YOUR INSTRUCTIONS → Reproduce every record exactly as it appears, but not the pictures.

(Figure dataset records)

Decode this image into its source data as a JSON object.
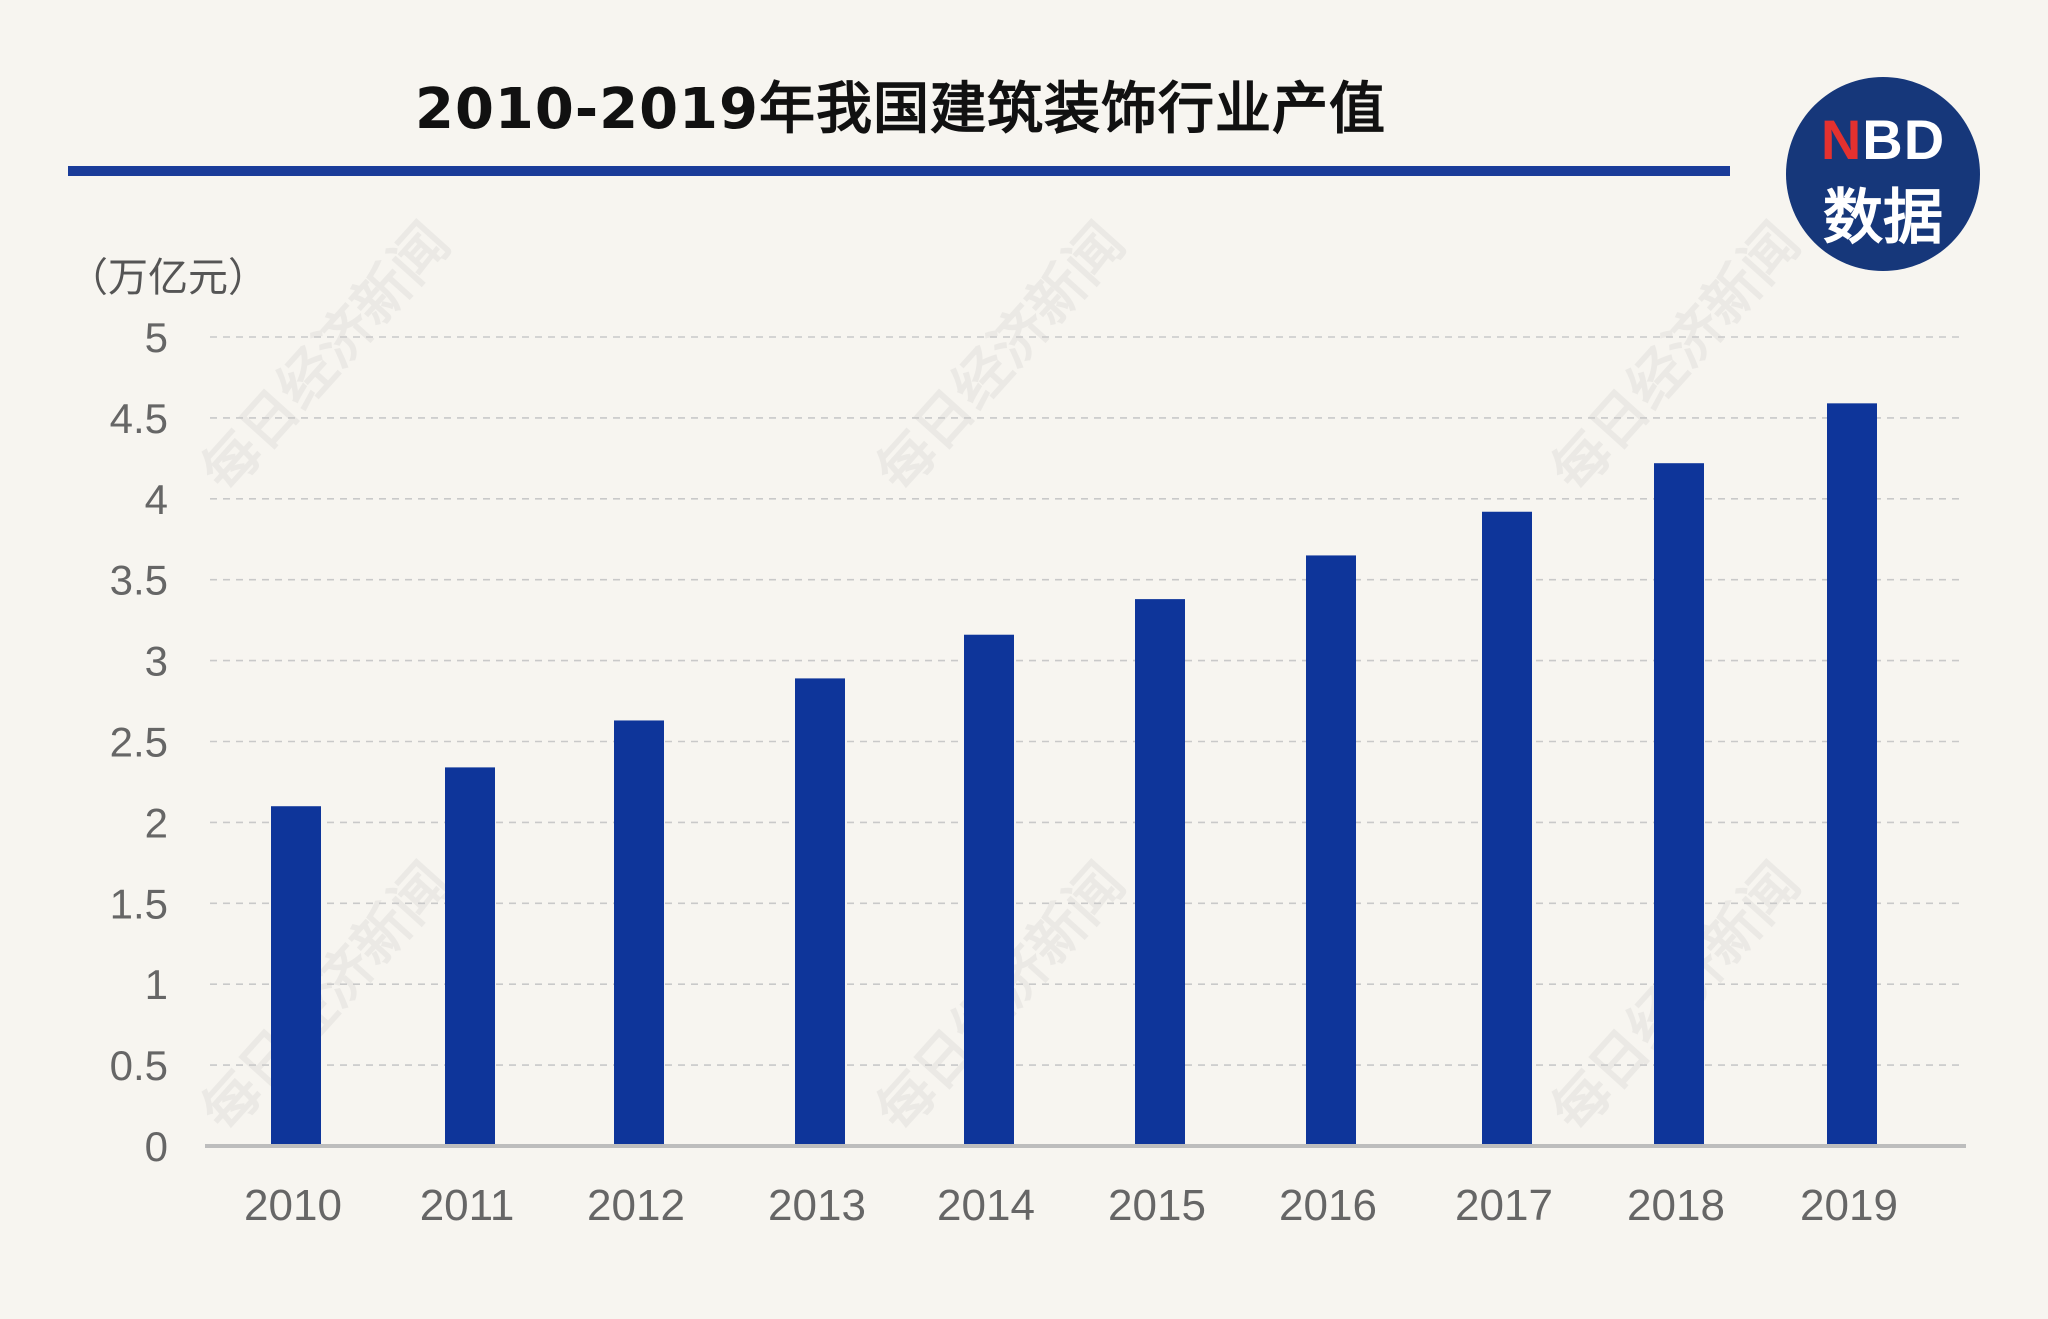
{
  "header": {
    "title": "2010-2019年我国建筑装饰行业产值",
    "badge_top_n": "N",
    "badge_top_rest": "BD",
    "badge_bottom": "数据"
  },
  "watermark": "每日经济新闻",
  "colors": {
    "bar": "#0e359a",
    "rule": "#1a3c99",
    "badge": "#16377a",
    "badge_accent": "#e4312f",
    "background": "#f7f5f0"
  },
  "chart_data": {
    "type": "bar",
    "title": "2010-2019年我国建筑装饰行业产值",
    "unit_label": "（万亿元）",
    "xlabel": "",
    "ylabel": "万亿元",
    "categories": [
      "2010",
      "2011",
      "2012",
      "2013",
      "2014",
      "2015",
      "2016",
      "2017",
      "2018",
      "2019"
    ],
    "values": [
      2.1,
      2.34,
      2.63,
      2.89,
      3.16,
      3.38,
      3.65,
      3.92,
      4.22,
      4.59
    ],
    "yticks": [
      "0",
      "0.5",
      "1",
      "1.5",
      "2",
      "2.5",
      "3",
      "3.5",
      "4",
      "4.5",
      "5"
    ],
    "ylim": [
      0,
      5
    ],
    "grid": true,
    "legend": "none"
  }
}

RESULT FOR THIS TASK →
Decode this image into its source data as a JSON object.
{
  "header": {
    "title": "2010-2019年我国建筑装饰行业产值",
    "badge_top_n": "N",
    "badge_top_rest": "BD",
    "badge_bottom": "数据"
  },
  "watermark": "每日经济新闻",
  "colors": {
    "bar": "#0e359a",
    "rule": "#1a3c99",
    "badge": "#16377a",
    "badge_accent": "#e4312f",
    "background": "#f7f5f0"
  },
  "chart_data": {
    "type": "bar",
    "title": "2010-2019年我国建筑装饰行业产值",
    "unit_label": "（万亿元）",
    "xlabel": "",
    "ylabel": "万亿元",
    "categories": [
      "2010",
      "2011",
      "2012",
      "2013",
      "2014",
      "2015",
      "2016",
      "2017",
      "2018",
      "2019"
    ],
    "values": [
      2.1,
      2.34,
      2.63,
      2.89,
      3.16,
      3.38,
      3.65,
      3.92,
      4.22,
      4.59
    ],
    "yticks": [
      "0",
      "0.5",
      "1",
      "1.5",
      "2",
      "2.5",
      "3",
      "3.5",
      "4",
      "4.5",
      "5"
    ],
    "ylim": [
      0,
      5
    ],
    "grid": true,
    "legend": "none"
  }
}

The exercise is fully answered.